### [Aim of the task]
Copy the lines holding the word "中央支援", all of them.

(Excerpt from a dataset)
# # #

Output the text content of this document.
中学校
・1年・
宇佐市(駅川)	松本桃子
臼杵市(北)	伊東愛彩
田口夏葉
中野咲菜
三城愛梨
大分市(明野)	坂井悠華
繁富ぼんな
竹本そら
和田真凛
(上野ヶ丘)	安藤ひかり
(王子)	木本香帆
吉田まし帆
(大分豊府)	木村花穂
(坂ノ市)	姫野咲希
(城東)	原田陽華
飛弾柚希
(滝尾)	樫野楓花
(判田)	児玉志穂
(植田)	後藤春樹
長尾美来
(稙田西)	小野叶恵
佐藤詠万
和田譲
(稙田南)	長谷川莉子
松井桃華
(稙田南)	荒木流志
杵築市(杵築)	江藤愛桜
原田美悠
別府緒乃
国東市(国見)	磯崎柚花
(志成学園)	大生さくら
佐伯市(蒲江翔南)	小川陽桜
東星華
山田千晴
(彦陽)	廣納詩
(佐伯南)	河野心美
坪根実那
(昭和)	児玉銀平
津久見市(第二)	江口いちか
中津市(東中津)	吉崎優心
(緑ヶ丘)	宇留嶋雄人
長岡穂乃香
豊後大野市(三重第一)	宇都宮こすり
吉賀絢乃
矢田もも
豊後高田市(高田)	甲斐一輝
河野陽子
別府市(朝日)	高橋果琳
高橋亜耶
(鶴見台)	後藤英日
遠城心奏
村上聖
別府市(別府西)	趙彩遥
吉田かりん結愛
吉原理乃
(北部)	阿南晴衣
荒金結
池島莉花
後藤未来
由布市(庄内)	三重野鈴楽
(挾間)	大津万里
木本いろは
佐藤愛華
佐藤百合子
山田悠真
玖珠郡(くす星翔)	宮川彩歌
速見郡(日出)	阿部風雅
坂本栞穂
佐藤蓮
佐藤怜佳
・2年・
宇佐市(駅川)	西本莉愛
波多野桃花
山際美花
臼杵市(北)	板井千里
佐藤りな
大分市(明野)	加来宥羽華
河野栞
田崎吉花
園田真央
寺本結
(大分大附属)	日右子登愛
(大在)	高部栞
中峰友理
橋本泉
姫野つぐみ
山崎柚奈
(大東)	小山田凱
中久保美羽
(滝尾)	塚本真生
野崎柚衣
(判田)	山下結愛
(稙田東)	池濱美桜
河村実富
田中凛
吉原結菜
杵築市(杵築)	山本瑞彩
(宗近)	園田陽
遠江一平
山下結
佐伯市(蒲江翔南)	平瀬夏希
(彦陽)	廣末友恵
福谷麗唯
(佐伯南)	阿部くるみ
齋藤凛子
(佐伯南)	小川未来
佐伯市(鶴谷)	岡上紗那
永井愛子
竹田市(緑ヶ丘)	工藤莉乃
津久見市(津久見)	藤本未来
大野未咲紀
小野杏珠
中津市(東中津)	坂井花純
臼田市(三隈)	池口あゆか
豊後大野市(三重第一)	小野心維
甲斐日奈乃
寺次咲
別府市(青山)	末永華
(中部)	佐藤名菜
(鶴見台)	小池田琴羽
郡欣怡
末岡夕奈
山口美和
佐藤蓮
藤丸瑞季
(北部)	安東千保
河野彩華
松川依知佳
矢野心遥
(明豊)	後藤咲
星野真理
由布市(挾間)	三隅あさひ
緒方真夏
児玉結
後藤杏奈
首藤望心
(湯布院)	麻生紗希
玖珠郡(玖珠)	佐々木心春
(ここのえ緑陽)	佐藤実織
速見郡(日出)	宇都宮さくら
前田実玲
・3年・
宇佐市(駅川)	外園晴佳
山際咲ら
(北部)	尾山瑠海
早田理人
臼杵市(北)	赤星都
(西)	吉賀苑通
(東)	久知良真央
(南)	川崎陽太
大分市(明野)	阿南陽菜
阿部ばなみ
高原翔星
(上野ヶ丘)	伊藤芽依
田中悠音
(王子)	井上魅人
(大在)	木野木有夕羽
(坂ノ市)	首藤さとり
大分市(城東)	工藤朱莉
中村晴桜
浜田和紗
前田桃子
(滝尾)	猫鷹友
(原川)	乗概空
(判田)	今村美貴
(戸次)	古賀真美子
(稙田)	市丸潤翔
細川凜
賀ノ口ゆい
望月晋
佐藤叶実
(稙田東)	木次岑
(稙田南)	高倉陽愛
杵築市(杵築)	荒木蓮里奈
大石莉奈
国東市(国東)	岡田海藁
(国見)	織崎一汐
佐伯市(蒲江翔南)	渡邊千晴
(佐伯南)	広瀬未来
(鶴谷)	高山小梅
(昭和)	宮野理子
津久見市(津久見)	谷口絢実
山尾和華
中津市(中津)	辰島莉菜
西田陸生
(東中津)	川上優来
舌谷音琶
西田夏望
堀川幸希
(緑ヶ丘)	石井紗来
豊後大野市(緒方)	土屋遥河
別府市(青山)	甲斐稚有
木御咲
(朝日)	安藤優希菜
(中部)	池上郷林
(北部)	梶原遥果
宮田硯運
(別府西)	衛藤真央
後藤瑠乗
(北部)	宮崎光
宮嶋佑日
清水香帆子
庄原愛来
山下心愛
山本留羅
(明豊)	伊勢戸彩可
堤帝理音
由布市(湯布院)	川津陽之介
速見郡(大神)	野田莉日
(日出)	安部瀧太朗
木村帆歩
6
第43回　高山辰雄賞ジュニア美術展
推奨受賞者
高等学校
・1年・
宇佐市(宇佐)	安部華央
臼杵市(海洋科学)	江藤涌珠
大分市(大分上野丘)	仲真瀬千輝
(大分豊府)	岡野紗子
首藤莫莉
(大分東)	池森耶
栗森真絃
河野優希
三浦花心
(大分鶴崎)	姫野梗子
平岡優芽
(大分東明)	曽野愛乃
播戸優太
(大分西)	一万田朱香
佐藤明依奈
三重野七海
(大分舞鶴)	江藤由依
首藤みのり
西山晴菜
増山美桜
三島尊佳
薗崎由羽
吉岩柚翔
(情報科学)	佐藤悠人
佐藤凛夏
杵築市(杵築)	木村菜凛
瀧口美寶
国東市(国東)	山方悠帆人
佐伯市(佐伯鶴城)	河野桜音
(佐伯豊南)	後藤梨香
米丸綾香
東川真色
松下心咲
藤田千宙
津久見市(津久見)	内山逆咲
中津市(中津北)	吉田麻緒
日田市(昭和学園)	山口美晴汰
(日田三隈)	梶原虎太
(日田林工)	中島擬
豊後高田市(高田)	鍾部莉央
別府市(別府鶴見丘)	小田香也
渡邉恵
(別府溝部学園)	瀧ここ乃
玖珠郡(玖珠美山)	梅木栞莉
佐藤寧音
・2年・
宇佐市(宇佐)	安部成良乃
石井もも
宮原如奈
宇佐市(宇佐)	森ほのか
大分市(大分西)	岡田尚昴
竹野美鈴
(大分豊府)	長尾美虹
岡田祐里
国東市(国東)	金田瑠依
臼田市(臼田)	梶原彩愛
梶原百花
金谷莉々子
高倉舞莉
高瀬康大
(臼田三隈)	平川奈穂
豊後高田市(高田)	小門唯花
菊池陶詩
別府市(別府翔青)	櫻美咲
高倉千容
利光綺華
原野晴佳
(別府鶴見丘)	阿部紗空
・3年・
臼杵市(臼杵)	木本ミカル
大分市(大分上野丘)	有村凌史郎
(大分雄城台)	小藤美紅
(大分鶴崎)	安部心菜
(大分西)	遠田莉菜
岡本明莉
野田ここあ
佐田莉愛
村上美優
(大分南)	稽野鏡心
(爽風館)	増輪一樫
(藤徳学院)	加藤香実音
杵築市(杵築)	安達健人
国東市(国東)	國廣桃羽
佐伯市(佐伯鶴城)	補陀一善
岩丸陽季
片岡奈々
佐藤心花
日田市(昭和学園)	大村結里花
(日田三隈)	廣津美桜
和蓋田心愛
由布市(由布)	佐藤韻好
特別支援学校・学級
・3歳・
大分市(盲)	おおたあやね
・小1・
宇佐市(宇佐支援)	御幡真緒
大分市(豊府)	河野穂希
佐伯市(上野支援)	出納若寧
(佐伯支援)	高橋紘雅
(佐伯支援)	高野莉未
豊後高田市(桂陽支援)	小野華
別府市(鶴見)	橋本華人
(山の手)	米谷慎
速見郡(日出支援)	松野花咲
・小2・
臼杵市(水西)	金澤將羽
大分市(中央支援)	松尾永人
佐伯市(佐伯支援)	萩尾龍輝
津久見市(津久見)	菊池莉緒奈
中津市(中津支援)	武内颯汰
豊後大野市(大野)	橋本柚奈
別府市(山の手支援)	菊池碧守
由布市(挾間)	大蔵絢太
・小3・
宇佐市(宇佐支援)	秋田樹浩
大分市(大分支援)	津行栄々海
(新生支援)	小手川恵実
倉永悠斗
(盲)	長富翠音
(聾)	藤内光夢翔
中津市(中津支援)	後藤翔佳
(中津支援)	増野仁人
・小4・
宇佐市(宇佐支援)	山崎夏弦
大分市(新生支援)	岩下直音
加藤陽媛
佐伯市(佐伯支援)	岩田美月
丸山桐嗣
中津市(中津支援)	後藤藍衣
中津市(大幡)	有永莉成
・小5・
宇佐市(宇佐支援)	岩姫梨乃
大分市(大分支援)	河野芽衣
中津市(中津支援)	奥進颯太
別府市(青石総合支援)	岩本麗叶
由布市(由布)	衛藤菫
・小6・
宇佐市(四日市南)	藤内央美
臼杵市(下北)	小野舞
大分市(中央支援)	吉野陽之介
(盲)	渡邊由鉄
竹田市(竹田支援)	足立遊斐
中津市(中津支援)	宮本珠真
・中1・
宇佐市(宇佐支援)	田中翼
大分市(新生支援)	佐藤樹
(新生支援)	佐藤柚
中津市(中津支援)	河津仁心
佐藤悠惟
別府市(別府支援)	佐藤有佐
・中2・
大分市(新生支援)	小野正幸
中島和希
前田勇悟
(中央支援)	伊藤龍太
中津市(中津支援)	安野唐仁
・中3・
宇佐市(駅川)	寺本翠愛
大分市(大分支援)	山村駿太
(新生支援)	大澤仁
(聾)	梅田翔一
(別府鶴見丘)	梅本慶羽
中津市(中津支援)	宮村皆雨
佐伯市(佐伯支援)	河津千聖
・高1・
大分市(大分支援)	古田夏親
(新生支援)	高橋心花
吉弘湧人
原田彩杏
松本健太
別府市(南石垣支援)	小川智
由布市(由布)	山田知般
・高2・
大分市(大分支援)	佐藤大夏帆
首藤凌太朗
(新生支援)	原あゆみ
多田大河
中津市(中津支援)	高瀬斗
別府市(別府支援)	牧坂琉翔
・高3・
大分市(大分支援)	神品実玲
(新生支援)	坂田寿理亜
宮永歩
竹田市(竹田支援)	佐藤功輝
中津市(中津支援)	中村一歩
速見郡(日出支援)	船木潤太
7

# # #

### [Task result]
大分市(中央支援)	松尾永人
大分市(中央支援)	吉野陽之介
(中央支援)	伊藤龍太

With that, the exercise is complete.